Rows from a figure dataset:
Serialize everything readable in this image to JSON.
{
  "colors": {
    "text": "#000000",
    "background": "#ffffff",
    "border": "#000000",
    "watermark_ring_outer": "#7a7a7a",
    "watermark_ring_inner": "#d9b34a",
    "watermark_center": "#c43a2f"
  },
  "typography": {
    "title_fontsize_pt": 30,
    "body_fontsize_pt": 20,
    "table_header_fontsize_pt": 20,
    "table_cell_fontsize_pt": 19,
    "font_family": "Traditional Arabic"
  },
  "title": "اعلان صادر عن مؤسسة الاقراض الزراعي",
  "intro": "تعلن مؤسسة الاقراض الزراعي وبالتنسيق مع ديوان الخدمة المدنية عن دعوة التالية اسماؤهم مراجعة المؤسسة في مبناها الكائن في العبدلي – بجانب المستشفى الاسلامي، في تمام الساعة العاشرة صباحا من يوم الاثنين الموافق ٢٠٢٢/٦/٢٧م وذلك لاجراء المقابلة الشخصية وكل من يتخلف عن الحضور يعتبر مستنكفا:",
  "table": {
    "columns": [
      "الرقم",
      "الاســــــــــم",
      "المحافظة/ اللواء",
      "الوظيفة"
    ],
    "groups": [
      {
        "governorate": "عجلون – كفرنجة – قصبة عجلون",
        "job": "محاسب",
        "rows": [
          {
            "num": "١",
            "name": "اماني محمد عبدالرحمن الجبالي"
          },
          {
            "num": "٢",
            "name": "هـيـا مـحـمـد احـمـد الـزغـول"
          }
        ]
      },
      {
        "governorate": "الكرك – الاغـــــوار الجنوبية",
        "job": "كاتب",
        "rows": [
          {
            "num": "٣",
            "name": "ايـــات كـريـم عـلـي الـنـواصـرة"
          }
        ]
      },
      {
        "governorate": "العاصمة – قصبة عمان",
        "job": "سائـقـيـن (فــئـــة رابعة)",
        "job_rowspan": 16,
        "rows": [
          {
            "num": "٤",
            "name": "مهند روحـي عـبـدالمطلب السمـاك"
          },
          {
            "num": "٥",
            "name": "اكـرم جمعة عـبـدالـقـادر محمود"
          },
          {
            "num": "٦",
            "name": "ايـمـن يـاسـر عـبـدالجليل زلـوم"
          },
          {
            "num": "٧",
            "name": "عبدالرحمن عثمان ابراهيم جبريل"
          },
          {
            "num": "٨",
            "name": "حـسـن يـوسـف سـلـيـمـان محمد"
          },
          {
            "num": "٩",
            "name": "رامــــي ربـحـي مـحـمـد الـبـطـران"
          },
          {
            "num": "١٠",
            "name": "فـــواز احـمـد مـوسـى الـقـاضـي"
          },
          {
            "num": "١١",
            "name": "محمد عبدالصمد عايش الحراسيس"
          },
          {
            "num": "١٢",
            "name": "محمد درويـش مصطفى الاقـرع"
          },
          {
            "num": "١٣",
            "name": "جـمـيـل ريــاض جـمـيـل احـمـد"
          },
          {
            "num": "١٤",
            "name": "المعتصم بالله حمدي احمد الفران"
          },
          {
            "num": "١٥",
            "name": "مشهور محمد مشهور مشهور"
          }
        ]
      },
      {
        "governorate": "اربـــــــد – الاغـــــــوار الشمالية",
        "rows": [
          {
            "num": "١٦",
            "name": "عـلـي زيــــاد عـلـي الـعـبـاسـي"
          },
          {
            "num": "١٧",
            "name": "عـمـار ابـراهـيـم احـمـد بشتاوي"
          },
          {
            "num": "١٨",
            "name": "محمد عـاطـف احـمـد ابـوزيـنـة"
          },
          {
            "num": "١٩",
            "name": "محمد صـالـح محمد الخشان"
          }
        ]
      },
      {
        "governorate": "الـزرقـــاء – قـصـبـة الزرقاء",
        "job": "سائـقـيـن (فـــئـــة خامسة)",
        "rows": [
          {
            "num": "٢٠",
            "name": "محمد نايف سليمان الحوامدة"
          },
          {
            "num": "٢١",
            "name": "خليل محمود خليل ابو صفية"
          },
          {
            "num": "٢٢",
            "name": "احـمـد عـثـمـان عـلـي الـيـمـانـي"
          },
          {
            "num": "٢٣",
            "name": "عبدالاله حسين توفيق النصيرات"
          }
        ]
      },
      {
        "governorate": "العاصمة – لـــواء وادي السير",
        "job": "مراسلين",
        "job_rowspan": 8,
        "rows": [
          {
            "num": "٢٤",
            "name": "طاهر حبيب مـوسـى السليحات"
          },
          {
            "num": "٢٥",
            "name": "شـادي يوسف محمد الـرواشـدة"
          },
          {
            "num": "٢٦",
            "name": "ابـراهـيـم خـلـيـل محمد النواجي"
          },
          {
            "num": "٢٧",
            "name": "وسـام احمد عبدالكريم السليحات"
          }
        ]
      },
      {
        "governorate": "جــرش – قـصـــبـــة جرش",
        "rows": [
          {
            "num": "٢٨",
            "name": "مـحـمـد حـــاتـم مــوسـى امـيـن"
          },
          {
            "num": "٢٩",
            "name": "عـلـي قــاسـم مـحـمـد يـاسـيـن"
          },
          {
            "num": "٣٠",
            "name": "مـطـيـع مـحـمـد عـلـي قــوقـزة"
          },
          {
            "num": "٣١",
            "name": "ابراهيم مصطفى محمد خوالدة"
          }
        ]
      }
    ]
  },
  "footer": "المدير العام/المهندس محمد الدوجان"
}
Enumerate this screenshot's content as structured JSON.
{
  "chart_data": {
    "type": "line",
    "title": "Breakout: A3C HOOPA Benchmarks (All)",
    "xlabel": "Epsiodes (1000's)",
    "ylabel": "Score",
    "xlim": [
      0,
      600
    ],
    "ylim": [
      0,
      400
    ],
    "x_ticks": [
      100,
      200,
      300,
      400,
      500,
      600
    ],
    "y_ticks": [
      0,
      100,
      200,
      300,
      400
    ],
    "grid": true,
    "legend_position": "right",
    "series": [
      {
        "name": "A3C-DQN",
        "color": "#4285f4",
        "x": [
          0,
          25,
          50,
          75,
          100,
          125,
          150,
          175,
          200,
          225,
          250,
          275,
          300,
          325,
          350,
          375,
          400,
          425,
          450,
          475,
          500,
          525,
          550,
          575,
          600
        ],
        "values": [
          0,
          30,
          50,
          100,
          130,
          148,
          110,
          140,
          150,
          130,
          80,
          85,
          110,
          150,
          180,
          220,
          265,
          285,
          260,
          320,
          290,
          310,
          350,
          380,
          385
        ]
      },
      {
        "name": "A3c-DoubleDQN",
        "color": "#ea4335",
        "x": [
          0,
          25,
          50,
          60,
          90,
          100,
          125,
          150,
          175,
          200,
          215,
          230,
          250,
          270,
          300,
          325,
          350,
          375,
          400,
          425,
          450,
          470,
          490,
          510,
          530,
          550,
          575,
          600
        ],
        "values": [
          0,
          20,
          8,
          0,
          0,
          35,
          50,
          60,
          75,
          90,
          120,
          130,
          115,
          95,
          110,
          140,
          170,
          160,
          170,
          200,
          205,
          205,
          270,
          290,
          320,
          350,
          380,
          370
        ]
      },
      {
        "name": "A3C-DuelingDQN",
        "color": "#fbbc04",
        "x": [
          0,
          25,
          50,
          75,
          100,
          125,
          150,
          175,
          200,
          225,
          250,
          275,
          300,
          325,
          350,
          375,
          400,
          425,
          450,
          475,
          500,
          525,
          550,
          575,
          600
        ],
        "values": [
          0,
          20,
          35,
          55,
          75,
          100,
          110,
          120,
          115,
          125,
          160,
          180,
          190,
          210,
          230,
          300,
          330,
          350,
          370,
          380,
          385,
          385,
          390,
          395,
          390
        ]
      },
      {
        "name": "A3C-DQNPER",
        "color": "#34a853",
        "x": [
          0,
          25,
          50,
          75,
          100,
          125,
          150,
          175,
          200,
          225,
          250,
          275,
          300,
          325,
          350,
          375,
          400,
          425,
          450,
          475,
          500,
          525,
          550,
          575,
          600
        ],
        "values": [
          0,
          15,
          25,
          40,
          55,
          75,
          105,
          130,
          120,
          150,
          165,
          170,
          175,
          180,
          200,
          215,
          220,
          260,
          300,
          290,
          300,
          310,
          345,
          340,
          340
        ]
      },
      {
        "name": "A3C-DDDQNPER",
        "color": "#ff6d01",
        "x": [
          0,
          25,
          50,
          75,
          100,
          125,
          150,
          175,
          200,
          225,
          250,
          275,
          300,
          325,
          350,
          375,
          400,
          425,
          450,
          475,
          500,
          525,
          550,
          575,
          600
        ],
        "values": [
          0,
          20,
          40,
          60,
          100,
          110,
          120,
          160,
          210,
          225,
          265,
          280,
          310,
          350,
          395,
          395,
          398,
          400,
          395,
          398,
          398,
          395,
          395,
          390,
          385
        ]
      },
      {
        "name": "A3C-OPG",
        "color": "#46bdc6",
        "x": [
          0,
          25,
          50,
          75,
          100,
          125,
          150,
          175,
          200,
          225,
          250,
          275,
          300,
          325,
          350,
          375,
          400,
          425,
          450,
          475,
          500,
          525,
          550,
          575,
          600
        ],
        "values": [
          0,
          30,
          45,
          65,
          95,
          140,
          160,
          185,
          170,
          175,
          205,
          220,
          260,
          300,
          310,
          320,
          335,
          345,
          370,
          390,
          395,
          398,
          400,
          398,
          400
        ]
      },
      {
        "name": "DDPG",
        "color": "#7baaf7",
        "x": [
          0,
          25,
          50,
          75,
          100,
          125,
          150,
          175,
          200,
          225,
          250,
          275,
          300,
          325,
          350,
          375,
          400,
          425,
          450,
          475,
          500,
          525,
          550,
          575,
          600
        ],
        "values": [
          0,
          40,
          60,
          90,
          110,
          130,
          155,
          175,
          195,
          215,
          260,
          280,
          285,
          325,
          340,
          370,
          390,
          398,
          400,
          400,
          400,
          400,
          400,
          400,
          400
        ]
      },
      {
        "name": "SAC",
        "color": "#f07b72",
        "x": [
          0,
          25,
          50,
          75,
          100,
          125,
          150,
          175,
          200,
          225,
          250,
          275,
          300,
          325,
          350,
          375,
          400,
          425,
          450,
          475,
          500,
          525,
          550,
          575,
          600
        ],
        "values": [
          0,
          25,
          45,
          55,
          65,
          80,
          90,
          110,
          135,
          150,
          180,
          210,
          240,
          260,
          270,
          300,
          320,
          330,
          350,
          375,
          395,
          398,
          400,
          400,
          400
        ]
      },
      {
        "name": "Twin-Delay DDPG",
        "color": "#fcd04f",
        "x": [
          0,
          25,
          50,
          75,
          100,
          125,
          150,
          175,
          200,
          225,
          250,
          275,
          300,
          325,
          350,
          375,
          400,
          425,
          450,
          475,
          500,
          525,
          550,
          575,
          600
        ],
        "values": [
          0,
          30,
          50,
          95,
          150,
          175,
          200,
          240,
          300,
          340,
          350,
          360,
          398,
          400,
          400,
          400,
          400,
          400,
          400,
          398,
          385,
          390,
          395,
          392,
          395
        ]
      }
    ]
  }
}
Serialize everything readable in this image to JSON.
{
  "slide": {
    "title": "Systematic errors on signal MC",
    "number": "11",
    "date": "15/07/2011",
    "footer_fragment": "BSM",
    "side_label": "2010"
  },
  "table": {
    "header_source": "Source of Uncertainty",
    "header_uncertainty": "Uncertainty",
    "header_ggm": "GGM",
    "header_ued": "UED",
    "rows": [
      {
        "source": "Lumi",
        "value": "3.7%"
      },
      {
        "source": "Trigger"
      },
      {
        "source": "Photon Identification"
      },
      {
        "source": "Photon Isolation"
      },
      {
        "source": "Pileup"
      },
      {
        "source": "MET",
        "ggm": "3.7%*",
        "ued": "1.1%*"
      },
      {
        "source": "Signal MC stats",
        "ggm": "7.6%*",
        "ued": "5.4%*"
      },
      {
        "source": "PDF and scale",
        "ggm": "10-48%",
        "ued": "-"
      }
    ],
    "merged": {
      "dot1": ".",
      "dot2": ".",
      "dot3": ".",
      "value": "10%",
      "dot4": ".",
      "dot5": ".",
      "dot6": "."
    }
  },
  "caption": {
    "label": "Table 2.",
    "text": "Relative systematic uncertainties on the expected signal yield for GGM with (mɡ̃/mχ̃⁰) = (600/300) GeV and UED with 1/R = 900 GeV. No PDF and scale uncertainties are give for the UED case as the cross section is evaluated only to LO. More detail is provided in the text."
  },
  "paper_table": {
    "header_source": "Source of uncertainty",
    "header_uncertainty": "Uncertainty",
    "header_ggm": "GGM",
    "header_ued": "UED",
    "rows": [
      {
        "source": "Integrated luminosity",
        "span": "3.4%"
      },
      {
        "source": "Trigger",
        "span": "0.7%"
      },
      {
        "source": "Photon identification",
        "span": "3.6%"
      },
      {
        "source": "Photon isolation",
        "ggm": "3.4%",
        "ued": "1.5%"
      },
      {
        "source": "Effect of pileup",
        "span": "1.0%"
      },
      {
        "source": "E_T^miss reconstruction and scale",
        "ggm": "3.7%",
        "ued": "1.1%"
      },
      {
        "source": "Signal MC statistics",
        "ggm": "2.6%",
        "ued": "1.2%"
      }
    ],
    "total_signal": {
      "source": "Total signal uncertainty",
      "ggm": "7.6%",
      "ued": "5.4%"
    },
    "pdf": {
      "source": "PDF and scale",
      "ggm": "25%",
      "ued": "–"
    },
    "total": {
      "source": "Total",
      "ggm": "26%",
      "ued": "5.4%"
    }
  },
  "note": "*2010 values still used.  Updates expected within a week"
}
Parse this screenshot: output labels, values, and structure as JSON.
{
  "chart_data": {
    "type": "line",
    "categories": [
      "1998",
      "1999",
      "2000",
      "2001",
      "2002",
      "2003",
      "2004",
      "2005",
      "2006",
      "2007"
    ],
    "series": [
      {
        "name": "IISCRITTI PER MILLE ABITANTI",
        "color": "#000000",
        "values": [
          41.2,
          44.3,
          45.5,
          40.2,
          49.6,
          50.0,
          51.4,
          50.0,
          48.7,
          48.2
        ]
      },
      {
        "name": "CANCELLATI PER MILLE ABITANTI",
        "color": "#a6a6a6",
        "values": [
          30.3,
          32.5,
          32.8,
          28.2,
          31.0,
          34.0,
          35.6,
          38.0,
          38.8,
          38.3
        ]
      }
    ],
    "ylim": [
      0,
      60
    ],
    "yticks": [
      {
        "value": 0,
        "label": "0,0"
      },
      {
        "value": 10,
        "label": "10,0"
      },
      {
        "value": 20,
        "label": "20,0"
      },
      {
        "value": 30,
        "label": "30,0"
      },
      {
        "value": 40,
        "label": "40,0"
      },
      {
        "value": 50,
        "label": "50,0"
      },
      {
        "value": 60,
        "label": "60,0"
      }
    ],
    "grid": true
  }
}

To do: Select, from the listing, all lines that include the word "احمد".

Answer in full:
            "name": "المعتصم بالله حمدي احمد الفران"
            "name": "وسـام احمد عبدالكريم السليحات"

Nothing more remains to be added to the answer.